-- Written instruction --
Quote each record exactly, please, leaving none out.

-- Entries shown --
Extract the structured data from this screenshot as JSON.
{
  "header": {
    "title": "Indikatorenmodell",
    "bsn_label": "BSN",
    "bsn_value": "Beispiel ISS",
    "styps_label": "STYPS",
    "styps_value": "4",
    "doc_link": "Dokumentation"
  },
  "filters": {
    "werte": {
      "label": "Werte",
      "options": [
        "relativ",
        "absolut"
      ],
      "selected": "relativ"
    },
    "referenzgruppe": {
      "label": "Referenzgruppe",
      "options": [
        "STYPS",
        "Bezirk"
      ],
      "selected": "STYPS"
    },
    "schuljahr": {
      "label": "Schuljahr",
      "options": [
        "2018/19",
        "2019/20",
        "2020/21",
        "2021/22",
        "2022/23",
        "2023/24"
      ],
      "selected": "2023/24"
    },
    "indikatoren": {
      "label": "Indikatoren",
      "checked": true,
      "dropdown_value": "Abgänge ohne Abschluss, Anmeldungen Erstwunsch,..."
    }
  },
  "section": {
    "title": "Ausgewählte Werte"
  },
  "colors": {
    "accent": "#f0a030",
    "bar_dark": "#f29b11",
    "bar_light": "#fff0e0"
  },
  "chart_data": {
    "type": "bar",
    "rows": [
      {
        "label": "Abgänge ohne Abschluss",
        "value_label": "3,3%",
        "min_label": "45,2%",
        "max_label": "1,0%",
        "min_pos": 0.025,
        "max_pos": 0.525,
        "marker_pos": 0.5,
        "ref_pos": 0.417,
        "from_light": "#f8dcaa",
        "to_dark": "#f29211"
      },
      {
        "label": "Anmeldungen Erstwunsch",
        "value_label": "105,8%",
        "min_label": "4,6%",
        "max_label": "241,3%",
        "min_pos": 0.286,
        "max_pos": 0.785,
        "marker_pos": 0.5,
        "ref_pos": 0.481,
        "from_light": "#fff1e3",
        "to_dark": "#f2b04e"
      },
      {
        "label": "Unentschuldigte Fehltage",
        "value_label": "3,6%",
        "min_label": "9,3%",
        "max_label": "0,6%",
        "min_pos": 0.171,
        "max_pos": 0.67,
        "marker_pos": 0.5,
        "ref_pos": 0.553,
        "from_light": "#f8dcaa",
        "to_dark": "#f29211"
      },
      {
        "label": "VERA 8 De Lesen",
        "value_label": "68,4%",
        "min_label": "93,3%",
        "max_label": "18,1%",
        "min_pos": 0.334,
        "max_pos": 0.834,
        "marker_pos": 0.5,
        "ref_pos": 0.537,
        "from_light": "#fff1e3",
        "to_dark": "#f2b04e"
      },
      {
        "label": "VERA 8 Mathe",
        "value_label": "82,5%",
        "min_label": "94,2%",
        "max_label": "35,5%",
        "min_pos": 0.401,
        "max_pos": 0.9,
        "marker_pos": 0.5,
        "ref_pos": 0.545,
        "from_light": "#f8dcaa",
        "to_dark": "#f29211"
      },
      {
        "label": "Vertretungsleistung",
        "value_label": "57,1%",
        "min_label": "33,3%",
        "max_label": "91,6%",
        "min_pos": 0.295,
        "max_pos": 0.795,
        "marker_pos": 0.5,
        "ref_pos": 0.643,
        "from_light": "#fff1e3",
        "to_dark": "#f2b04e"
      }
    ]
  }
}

-- Answer to this exercise --
Extract the structured data from this screenshot as JSON.
{
  "header": {
    "title": "Indikatorenmodell",
    "bsn_label": "BSN",
    "bsn_value": "Beispiel ISS",
    "styps_label": "STYPS",
    "styps_value": "4",
    "doc_link": "Dokumentation"
  },
  "filters": {
    "werte": {
      "label": "Werte",
      "options": [
        "relativ",
        "absolut"
      ],
      "selected": "relativ"
    },
    "referenzgruppe": {
      "label": "Referenzgruppe",
      "options": [
        "STYPS",
        "Bezirk"
      ],
      "selected": "STYPS"
    },
    "schuljahr": {
      "label": "Schuljahr",
      "options": [
        "2018/19",
        "2019/20",
        "2020/21",
        "2021/22",
        "2022/23",
        "2023/24"
      ],
      "selected": "2023/24"
    },
    "indikatoren": {
      "label": "Indikatoren",
      "checked": true,
      "dropdown_value": "Abgänge ohne Abschluss, Anmeldungen Erstwunsch,..."
    }
  },
  "section": {
    "title": "Ausgewählte Werte"
  },
  "colors": {
    "accent": "#f0a030",
    "bar_dark": "#f29b11",
    "bar_light": "#fff0e0"
  },
  "chart_data": {
    "type": "bar",
    "rows": [
      {
        "label": "Abgänge ohne Abschluss",
        "value_label": "3,3%",
        "min_label": "45,2%",
        "max_label": "1,0%",
        "min_pos": 0.025,
        "max_pos": 0.525,
        "marker_pos": 0.5,
        "ref_pos": 0.417,
        "from_light": "#f8dcaa",
        "to_dark": "#f29211"
      },
      {
        "label": "Anmeldungen Erstwunsch",
        "value_label": "105,8%",
        "min_label": "4,6%",
        "max_label": "241,3%",
        "min_pos": 0.286,
        "max_pos": 0.785,
        "marker_pos": 0.5,
        "ref_pos": 0.481,
        "from_light": "#fff1e3",
        "to_dark": "#f2b04e"
      },
      {
        "label": "Unentschuldigte Fehltage",
        "value_label": "3,6%",
        "min_label": "9,3%",
        "max_label": "0,6%",
        "min_pos": 0.171,
        "max_pos": 0.67,
        "marker_pos": 0.5,
        "ref_pos": 0.553,
        "from_light": "#f8dcaa",
        "to_dark": "#f29211"
      },
      {
        "label": "VERA 8 De Lesen",
        "value_label": "68,4%",
        "min_label": "93,3%",
        "max_label": "18,1%",
        "min_pos": 0.334,
        "max_pos": 0.834,
        "marker_pos": 0.5,
        "ref_pos": 0.537,
        "from_light": "#fff1e3",
        "to_dark": "#f2b04e"
      },
      {
        "label": "VERA 8 Mathe",
        "value_label": "82,5%",
        "min_label": "94,2%",
        "max_label": "35,5%",
        "min_pos": 0.401,
        "max_pos": 0.9,
        "marker_pos": 0.5,
        "ref_pos": 0.545,
        "from_light": "#f8dcaa",
        "to_dark": "#f29211"
      },
      {
        "label": "Vertretungsleistung",
        "value_label": "57,1%",
        "min_label": "33,3%",
        "max_label": "91,6%",
        "min_pos": 0.295,
        "max_pos": 0.795,
        "marker_pos": 0.5,
        "ref_pos": 0.643,
        "from_light": "#fff1e3",
        "to_dark": "#f2b04e"
      }
    ]
  }
}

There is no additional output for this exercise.